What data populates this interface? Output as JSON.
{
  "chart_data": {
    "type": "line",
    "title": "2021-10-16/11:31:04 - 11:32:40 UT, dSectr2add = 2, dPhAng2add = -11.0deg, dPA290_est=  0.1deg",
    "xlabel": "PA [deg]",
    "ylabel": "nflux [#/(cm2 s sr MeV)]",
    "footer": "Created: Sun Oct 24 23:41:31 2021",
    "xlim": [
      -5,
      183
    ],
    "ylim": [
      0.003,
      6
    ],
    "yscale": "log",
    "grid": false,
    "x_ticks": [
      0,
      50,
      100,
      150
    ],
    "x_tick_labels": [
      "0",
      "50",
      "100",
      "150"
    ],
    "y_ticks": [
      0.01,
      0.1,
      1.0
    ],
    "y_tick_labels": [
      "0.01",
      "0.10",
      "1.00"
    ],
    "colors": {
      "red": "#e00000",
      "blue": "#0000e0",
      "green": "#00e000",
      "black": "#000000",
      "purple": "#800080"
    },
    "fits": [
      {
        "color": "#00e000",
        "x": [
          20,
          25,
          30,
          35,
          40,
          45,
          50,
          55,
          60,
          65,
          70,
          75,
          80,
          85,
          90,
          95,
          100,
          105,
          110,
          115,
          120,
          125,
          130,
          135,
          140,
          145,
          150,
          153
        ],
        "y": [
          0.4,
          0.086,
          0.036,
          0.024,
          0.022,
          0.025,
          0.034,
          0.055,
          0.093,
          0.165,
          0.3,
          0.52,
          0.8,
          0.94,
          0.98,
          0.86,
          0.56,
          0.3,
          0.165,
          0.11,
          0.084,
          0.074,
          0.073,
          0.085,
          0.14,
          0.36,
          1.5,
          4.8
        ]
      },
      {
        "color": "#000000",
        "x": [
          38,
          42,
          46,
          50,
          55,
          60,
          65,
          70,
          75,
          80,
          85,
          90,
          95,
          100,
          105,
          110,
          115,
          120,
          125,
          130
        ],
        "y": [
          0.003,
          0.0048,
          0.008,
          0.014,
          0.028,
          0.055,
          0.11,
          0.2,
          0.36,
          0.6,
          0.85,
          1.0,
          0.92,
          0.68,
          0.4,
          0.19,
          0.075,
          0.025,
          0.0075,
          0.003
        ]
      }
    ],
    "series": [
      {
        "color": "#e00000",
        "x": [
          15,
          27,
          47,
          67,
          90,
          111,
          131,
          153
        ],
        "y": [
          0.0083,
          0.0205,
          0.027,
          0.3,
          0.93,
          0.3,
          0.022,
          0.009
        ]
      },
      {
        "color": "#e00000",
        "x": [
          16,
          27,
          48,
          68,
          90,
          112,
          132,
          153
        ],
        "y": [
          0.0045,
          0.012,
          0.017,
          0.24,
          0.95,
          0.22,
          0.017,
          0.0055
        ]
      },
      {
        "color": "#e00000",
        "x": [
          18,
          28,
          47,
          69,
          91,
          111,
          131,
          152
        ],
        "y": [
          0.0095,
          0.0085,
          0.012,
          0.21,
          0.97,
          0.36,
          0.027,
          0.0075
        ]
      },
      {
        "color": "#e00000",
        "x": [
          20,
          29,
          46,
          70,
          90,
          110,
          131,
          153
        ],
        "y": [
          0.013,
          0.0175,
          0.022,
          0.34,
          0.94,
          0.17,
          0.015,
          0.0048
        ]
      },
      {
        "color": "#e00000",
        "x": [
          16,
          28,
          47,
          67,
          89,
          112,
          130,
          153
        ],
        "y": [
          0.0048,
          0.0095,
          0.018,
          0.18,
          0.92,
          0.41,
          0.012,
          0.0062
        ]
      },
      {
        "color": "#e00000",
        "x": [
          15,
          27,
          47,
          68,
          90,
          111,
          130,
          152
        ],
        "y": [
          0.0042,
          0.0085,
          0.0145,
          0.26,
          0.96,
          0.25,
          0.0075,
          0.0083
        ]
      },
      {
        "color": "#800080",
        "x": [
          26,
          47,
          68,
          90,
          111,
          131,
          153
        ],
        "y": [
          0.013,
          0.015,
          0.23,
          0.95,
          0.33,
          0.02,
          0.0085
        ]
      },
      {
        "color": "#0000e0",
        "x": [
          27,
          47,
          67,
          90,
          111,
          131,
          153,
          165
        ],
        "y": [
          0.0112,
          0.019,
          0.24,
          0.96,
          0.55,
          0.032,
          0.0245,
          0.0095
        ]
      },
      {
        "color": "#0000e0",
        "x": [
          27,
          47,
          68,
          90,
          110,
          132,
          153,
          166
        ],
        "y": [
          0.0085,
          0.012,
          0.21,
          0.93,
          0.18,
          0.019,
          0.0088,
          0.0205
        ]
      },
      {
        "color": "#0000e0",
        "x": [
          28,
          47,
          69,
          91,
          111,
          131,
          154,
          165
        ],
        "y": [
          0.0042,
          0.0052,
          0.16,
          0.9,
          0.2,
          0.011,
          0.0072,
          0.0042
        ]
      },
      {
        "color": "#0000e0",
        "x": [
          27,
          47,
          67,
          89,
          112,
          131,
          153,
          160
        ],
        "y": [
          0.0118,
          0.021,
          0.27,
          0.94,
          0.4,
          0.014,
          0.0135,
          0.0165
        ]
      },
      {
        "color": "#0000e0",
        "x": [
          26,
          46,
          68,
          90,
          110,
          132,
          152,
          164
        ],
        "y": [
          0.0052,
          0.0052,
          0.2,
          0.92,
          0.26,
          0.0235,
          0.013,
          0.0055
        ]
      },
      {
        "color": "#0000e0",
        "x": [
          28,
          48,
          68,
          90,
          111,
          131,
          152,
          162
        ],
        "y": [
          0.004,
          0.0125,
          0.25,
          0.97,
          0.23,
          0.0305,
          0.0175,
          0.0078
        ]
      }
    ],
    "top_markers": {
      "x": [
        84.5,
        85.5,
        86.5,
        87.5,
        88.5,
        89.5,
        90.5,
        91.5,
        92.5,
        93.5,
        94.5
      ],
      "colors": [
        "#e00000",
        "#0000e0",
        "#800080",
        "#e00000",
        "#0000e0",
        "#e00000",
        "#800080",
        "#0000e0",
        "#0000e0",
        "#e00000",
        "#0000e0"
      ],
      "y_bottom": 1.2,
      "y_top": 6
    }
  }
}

▸ **Exercise description**
Repeat every line of the material exactly as given.

▸ **Complete answer**
What data populates this interface? Output as JSON.
{
  "chart_data": {
    "type": "line",
    "title": "2021-10-16/11:31:04 - 11:32:40 UT, dSectr2add = 2, dPhAng2add = -11.0deg, dPA290_est=  0.1deg",
    "xlabel": "PA [deg]",
    "ylabel": "nflux [#/(cm2 s sr MeV)]",
    "footer": "Created: Sun Oct 24 23:41:31 2021",
    "xlim": [
      -5,
      183
    ],
    "ylim": [
      0.003,
      6
    ],
    "yscale": "log",
    "grid": false,
    "x_ticks": [
      0,
      50,
      100,
      150
    ],
    "x_tick_labels": [
      "0",
      "50",
      "100",
      "150"
    ],
    "y_ticks": [
      0.01,
      0.1,
      1.0
    ],
    "y_tick_labels": [
      "0.01",
      "0.10",
      "1.00"
    ],
    "colors": {
      "red": "#e00000",
      "blue": "#0000e0",
      "green": "#00e000",
      "black": "#000000",
      "purple": "#800080"
    },
    "fits": [
      {
        "color": "#00e000",
        "x": [
          20,
          25,
          30,
          35,
          40,
          45,
          50,
          55,
          60,
          65,
          70,
          75,
          80,
          85,
          90,
          95,
          100,
          105,
          110,
          115,
          120,
          125,
          130,
          135,
          140,
          145,
          150,
          153
        ],
        "y": [
          0.4,
          0.086,
          0.036,
          0.024,
          0.022,
          0.025,
          0.034,
          0.055,
          0.093,
          0.165,
          0.3,
          0.52,
          0.8,
          0.94,
          0.98,
          0.86,
          0.56,
          0.3,
          0.165,
          0.11,
          0.084,
          0.074,
          0.073,
          0.085,
          0.14,
          0.36,
          1.5,
          4.8
        ]
      },
      {
        "color": "#000000",
        "x": [
          38,
          42,
          46,
          50,
          55,
          60,
          65,
          70,
          75,
          80,
          85,
          90,
          95,
          100,
          105,
          110,
          115,
          120,
          125,
          130
        ],
        "y": [
          0.003,
          0.0048,
          0.008,
          0.014,
          0.028,
          0.055,
          0.11,
          0.2,
          0.36,
          0.6,
          0.85,
          1.0,
          0.92,
          0.68,
          0.4,
          0.19,
          0.075,
          0.025,
          0.0075,
          0.003
        ]
      }
    ],
    "series": [
      {
        "color": "#e00000",
        "x": [
          15,
          27,
          47,
          67,
          90,
          111,
          131,
          153
        ],
        "y": [
          0.0083,
          0.0205,
          0.027,
          0.3,
          0.93,
          0.3,
          0.022,
          0.009
        ]
      },
      {
        "color": "#e00000",
        "x": [
          16,
          27,
          48,
          68,
          90,
          112,
          132,
          153
        ],
        "y": [
          0.0045,
          0.012,
          0.017,
          0.24,
          0.95,
          0.22,
          0.017,
          0.0055
        ]
      },
      {
        "color": "#e00000",
        "x": [
          18,
          28,
          47,
          69,
          91,
          111,
          131,
          152
        ],
        "y": [
          0.0095,
          0.0085,
          0.012,
          0.21,
          0.97,
          0.36,
          0.027,
          0.0075
        ]
      },
      {
        "color": "#e00000",
        "x": [
          20,
          29,
          46,
          70,
          90,
          110,
          131,
          153
        ],
        "y": [
          0.013,
          0.0175,
          0.022,
          0.34,
          0.94,
          0.17,
          0.015,
          0.0048
        ]
      },
      {
        "color": "#e00000",
        "x": [
          16,
          28,
          47,
          67,
          89,
          112,
          130,
          153
        ],
        "y": [
          0.0048,
          0.0095,
          0.018,
          0.18,
          0.92,
          0.41,
          0.012,
          0.0062
        ]
      },
      {
        "color": "#e00000",
        "x": [
          15,
          27,
          47,
          68,
          90,
          111,
          130,
          152
        ],
        "y": [
          0.0042,
          0.0085,
          0.0145,
          0.26,
          0.96,
          0.25,
          0.0075,
          0.0083
        ]
      },
      {
        "color": "#800080",
        "x": [
          26,
          47,
          68,
          90,
          111,
          131,
          153
        ],
        "y": [
          0.013,
          0.015,
          0.23,
          0.95,
          0.33,
          0.02,
          0.0085
        ]
      },
      {
        "color": "#0000e0",
        "x": [
          27,
          47,
          67,
          90,
          111,
          131,
          153,
          165
        ],
        "y": [
          0.0112,
          0.019,
          0.24,
          0.96,
          0.55,
          0.032,
          0.0245,
          0.0095
        ]
      },
      {
        "color": "#0000e0",
        "x": [
          27,
          47,
          68,
          90,
          110,
          132,
          153,
          166
        ],
        "y": [
          0.0085,
          0.012,
          0.21,
          0.93,
          0.18,
          0.019,
          0.0088,
          0.0205
        ]
      },
      {
        "color": "#0000e0",
        "x": [
          28,
          47,
          69,
          91,
          111,
          131,
          154,
          165
        ],
        "y": [
          0.0042,
          0.0052,
          0.16,
          0.9,
          0.2,
          0.011,
          0.0072,
          0.0042
        ]
      },
      {
        "color": "#0000e0",
        "x": [
          27,
          47,
          67,
          89,
          112,
          131,
          153,
          160
        ],
        "y": [
          0.0118,
          0.021,
          0.27,
          0.94,
          0.4,
          0.014,
          0.0135,
          0.0165
        ]
      },
      {
        "color": "#0000e0",
        "x": [
          26,
          46,
          68,
          90,
          110,
          132,
          152,
          164
        ],
        "y": [
          0.0052,
          0.0052,
          0.2,
          0.92,
          0.26,
          0.0235,
          0.013,
          0.0055
        ]
      },
      {
        "color": "#0000e0",
        "x": [
          28,
          48,
          68,
          90,
          111,
          131,
          152,
          162
        ],
        "y": [
          0.004,
          0.0125,
          0.25,
          0.97,
          0.23,
          0.0305,
          0.0175,
          0.0078
        ]
      }
    ],
    "top_markers": {
      "x": [
        84.5,
        85.5,
        86.5,
        87.5,
        88.5,
        89.5,
        90.5,
        91.5,
        92.5,
        93.5,
        94.5
      ],
      "colors": [
        "#e00000",
        "#0000e0",
        "#800080",
        "#e00000",
        "#0000e0",
        "#e00000",
        "#800080",
        "#0000e0",
        "#0000e0",
        "#e00000",
        "#0000e0"
      ],
      "y_bottom": 1.2,
      "y_top": 6
    }
  }
}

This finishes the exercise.